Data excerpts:
■ ■ ■ ■
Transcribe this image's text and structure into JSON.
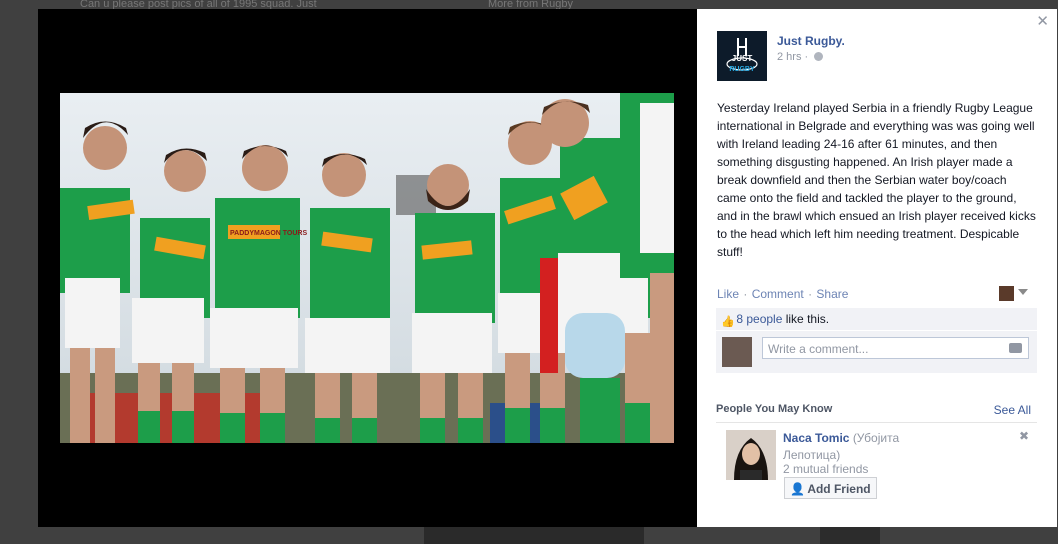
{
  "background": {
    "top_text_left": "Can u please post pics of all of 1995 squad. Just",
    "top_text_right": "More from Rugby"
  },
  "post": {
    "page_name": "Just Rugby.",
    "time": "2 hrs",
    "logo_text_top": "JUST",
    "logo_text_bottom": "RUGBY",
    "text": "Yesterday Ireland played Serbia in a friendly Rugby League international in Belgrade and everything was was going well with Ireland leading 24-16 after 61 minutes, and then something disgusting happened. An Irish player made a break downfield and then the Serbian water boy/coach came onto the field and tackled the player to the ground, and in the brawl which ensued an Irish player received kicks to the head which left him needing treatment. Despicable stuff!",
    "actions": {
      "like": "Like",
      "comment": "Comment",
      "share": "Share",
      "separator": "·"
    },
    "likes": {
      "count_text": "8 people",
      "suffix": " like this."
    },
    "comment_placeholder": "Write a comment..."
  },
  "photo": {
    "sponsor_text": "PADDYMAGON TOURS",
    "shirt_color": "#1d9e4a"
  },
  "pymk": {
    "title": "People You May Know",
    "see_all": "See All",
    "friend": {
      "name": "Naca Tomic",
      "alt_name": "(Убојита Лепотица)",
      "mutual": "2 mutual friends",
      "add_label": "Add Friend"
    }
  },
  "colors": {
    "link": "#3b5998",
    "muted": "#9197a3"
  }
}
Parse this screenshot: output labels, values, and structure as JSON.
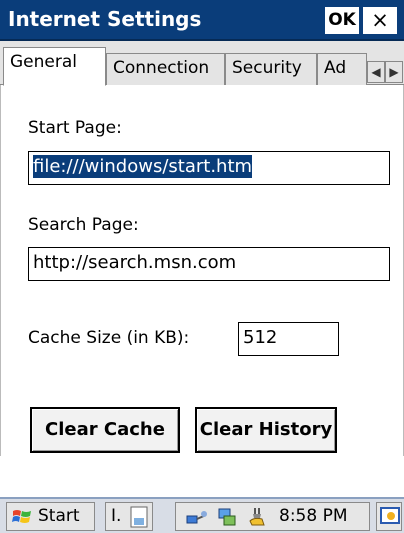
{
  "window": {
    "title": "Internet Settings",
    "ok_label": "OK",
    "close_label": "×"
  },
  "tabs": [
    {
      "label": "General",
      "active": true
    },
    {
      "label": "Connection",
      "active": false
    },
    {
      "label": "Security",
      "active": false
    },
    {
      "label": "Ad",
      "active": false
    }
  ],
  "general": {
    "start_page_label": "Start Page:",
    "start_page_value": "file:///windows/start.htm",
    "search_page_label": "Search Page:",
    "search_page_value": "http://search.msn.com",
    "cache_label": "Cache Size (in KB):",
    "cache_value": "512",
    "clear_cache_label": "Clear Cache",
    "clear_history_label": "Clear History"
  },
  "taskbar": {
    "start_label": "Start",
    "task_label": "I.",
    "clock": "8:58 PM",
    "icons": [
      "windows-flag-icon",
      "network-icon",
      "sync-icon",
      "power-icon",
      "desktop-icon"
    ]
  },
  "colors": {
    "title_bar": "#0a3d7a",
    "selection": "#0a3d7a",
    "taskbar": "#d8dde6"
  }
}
■ ■ ■ ■
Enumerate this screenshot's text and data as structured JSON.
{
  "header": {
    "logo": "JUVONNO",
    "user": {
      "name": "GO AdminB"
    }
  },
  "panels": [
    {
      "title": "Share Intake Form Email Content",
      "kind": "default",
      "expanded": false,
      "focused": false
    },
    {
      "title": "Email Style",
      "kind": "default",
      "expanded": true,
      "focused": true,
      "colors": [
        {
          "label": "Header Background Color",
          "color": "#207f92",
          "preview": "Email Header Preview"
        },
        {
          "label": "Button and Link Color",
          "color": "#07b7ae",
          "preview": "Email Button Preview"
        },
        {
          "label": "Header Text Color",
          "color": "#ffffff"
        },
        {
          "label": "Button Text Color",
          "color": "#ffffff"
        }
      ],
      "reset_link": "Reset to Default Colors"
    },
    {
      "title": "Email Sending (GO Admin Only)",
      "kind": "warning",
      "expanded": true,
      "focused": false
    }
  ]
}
■ ■ ■ ■
Goal: Find the lines containing "windows" and pull them out.

Output of the exercise:
    "start_page_value": "file:///windows/start.htm",
      "windows-flag-icon",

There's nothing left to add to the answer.